* BEGIN MATERIAL PROVIDED *

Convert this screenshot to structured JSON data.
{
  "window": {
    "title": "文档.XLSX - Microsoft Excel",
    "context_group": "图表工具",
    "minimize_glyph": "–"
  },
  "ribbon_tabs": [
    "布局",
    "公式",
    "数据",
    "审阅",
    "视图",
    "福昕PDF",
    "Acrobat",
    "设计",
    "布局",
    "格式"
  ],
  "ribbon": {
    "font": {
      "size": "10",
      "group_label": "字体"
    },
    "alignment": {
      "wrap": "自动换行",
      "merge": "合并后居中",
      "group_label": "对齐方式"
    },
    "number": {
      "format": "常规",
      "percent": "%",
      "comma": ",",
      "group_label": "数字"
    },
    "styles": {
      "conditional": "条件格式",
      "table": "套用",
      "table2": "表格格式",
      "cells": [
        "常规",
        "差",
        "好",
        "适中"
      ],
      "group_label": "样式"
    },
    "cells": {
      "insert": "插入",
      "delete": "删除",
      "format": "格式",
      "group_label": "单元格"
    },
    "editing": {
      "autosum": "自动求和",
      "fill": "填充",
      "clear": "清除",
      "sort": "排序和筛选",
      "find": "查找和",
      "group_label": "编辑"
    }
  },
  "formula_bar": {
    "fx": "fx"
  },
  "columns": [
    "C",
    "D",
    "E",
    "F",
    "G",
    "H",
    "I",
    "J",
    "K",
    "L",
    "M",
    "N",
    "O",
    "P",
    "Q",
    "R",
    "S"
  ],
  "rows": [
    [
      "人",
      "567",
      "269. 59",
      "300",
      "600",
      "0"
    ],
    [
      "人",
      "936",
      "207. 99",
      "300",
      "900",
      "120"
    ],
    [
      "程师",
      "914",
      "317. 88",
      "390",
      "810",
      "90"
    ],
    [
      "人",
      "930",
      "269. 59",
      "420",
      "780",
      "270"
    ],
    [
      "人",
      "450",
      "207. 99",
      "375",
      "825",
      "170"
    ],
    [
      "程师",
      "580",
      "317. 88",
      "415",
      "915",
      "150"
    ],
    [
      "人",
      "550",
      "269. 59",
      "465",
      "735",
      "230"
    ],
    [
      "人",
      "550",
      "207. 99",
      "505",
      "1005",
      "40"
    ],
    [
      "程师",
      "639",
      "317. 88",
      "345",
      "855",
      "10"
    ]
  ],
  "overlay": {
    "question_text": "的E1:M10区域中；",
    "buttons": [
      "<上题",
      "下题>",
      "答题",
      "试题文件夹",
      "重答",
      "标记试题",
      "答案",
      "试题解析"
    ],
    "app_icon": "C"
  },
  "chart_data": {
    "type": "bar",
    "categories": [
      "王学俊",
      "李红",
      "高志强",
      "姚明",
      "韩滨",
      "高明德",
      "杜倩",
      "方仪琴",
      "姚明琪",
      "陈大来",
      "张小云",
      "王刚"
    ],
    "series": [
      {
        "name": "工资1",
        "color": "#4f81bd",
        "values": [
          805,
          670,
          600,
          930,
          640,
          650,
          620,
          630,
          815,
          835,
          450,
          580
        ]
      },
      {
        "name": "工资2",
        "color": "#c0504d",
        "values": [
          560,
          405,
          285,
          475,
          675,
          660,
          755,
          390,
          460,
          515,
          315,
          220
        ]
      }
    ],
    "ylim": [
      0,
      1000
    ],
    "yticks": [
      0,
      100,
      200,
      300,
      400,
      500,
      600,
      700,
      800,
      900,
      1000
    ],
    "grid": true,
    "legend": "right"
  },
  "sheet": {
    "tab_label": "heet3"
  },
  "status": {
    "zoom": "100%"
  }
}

* END MATERIAL PROVIDED *

* TASK OBJECTIVE
Each line above is to be repeated exactly.

* THE OUTPUT
Convert this screenshot to structured JSON data.
{
  "window": {
    "title": "文档.XLSX - Microsoft Excel",
    "context_group": "图表工具",
    "minimize_glyph": "–"
  },
  "ribbon_tabs": [
    "布局",
    "公式",
    "数据",
    "审阅",
    "视图",
    "福昕PDF",
    "Acrobat",
    "设计",
    "布局",
    "格式"
  ],
  "ribbon": {
    "font": {
      "size": "10",
      "group_label": "字体"
    },
    "alignment": {
      "wrap": "自动换行",
      "merge": "合并后居中",
      "group_label": "对齐方式"
    },
    "number": {
      "format": "常规",
      "percent": "%",
      "comma": ",",
      "group_label": "数字"
    },
    "styles": {
      "conditional": "条件格式",
      "table": "套用",
      "table2": "表格格式",
      "cells": [
        "常规",
        "差",
        "好",
        "适中"
      ],
      "group_label": "样式"
    },
    "cells": {
      "insert": "插入",
      "delete": "删除",
      "format": "格式",
      "group_label": "单元格"
    },
    "editing": {
      "autosum": "自动求和",
      "fill": "填充",
      "clear": "清除",
      "sort": "排序和筛选",
      "find": "查找和",
      "group_label": "编辑"
    }
  },
  "formula_bar": {
    "fx": "fx"
  },
  "columns": [
    "C",
    "D",
    "E",
    "F",
    "G",
    "H",
    "I",
    "J",
    "K",
    "L",
    "M",
    "N",
    "O",
    "P",
    "Q",
    "R",
    "S"
  ],
  "rows": [
    [
      "人",
      "567",
      "269. 59",
      "300",
      "600",
      "0"
    ],
    [
      "人",
      "936",
      "207. 99",
      "300",
      "900",
      "120"
    ],
    [
      "程师",
      "914",
      "317. 88",
      "390",
      "810",
      "90"
    ],
    [
      "人",
      "930",
      "269. 59",
      "420",
      "780",
      "270"
    ],
    [
      "人",
      "450",
      "207. 99",
      "375",
      "825",
      "170"
    ],
    [
      "程师",
      "580",
      "317. 88",
      "415",
      "915",
      "150"
    ],
    [
      "人",
      "550",
      "269. 59",
      "465",
      "735",
      "230"
    ],
    [
      "人",
      "550",
      "207. 99",
      "505",
      "1005",
      "40"
    ],
    [
      "程师",
      "639",
      "317. 88",
      "345",
      "855",
      "10"
    ]
  ],
  "overlay": {
    "question_text": "的E1:M10区域中；",
    "buttons": [
      "<上题",
      "下题>",
      "答题",
      "试题文件夹",
      "重答",
      "标记试题",
      "答案",
      "试题解析"
    ],
    "app_icon": "C"
  },
  "chart_data": {
    "type": "bar",
    "categories": [
      "王学俊",
      "李红",
      "高志强",
      "姚明",
      "韩滨",
      "高明德",
      "杜倩",
      "方仪琴",
      "姚明琪",
      "陈大来",
      "张小云",
      "王刚"
    ],
    "series": [
      {
        "name": "工资1",
        "color": "#4f81bd",
        "values": [
          805,
          670,
          600,
          930,
          640,
          650,
          620,
          630,
          815,
          835,
          450,
          580
        ]
      },
      {
        "name": "工资2",
        "color": "#c0504d",
        "values": [
          560,
          405,
          285,
          475,
          675,
          660,
          755,
          390,
          460,
          515,
          315,
          220
        ]
      }
    ],
    "ylim": [
      0,
      1000
    ],
    "yticks": [
      0,
      100,
      200,
      300,
      400,
      500,
      600,
      700,
      800,
      900,
      1000
    ],
    "grid": true,
    "legend": "right"
  },
  "sheet": {
    "tab_label": "heet3"
  },
  "status": {
    "zoom": "100%"
  }
}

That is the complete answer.